** START Raw records **

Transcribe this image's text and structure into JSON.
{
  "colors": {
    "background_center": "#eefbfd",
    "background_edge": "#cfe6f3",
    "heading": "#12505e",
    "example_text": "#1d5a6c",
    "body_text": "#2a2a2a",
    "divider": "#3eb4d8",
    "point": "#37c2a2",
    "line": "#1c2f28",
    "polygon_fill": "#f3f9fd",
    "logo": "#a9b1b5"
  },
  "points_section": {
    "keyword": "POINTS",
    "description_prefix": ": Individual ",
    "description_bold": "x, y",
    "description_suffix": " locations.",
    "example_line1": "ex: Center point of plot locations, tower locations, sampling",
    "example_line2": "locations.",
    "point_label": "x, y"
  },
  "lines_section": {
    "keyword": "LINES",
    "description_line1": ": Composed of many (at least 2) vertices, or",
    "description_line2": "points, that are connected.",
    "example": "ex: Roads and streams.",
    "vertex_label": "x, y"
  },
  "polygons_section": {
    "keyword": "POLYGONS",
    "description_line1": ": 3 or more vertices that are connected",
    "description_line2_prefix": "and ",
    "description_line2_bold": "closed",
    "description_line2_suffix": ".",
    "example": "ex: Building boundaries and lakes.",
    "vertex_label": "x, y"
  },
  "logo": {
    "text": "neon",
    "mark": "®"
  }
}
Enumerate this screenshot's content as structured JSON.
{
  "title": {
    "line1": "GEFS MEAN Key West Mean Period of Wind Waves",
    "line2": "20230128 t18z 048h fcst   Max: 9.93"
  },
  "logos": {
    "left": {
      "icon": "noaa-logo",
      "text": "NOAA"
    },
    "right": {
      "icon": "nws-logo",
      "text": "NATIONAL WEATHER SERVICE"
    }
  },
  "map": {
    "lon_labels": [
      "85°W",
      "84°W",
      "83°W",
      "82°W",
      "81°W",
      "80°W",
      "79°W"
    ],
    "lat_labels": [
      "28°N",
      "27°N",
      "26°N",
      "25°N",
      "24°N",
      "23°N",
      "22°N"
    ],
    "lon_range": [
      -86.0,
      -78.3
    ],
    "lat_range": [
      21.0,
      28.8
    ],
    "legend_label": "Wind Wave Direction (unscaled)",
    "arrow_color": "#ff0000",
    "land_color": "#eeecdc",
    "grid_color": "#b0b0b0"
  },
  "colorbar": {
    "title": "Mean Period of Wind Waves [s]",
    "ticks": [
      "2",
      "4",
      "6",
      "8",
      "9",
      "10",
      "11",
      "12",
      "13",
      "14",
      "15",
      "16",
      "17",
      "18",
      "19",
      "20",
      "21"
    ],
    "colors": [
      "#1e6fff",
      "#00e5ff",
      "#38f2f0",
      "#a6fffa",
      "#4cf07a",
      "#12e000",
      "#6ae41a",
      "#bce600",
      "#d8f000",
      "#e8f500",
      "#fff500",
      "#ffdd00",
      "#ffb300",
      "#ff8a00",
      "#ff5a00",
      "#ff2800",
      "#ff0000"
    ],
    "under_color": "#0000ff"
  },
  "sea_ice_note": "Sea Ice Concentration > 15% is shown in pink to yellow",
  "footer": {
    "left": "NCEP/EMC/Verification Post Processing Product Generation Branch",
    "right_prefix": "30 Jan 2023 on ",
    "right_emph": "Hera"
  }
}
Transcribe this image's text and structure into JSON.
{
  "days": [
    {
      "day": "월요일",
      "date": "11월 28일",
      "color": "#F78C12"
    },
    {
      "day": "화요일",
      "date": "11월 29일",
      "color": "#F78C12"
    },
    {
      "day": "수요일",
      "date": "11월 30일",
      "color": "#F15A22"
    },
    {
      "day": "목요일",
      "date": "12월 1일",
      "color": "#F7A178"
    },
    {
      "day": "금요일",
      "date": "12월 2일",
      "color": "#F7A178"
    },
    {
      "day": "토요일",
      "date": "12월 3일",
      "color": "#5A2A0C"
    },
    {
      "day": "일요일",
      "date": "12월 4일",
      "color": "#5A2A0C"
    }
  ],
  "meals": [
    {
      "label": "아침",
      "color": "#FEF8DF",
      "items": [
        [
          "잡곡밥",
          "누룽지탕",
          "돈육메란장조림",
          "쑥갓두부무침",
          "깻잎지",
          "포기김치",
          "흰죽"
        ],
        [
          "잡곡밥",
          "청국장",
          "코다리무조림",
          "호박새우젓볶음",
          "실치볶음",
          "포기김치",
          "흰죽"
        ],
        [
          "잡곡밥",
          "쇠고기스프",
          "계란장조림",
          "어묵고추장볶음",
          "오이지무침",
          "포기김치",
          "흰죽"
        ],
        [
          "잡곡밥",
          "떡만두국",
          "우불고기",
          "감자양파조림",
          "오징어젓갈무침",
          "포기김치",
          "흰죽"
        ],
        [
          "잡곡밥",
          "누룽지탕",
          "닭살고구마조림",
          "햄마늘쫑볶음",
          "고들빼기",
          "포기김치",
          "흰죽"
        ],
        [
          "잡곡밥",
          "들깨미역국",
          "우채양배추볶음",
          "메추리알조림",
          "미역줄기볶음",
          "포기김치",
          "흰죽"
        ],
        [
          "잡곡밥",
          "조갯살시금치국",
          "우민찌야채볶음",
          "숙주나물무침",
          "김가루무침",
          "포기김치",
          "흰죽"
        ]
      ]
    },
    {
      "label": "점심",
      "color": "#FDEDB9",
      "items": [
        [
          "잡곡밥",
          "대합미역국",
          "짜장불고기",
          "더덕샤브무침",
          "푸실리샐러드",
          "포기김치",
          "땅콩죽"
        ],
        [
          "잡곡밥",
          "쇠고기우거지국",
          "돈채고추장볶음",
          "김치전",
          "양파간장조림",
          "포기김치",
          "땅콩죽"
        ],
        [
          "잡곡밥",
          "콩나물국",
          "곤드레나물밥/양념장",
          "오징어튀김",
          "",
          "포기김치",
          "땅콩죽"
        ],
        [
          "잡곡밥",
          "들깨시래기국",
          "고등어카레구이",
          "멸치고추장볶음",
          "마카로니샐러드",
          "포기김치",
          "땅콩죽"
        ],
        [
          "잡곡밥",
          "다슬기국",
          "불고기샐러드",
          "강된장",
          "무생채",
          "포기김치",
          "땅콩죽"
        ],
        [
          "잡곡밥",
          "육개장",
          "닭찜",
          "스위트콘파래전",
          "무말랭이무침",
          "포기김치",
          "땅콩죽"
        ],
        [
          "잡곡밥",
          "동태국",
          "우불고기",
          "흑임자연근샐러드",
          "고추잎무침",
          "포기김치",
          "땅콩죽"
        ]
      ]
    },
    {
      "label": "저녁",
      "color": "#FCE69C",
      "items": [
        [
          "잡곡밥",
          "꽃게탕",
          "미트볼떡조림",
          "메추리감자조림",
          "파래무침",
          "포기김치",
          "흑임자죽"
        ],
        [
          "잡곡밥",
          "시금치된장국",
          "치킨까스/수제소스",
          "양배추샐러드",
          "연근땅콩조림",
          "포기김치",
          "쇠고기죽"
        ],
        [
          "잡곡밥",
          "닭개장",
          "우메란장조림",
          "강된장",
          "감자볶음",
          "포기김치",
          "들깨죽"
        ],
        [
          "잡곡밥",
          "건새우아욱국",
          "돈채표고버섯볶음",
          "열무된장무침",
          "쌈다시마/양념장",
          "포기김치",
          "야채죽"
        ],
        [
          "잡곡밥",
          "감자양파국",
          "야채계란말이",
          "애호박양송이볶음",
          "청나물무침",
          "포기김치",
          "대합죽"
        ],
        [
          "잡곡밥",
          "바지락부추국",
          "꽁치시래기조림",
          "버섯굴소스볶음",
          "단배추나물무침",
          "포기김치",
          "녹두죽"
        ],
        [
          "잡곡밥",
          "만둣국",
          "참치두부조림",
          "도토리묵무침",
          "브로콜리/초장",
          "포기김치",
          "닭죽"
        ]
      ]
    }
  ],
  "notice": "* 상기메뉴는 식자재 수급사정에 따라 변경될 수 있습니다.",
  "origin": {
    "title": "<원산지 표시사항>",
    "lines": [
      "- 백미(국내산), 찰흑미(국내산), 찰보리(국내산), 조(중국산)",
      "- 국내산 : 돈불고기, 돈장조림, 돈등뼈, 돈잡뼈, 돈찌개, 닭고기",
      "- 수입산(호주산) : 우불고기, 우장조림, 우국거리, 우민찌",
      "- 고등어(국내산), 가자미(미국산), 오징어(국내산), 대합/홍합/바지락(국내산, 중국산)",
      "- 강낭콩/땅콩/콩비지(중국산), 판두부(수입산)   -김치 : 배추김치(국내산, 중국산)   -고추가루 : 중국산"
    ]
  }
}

** END Raw records **

Scan the listing above for the word "Mean" and copy every line that holds it.

◆ **Written answer**
    "line1": "GEFS MEAN Key West Mean Period of Wind Waves",
    "title": "Mean Period of Wind Waves [s]",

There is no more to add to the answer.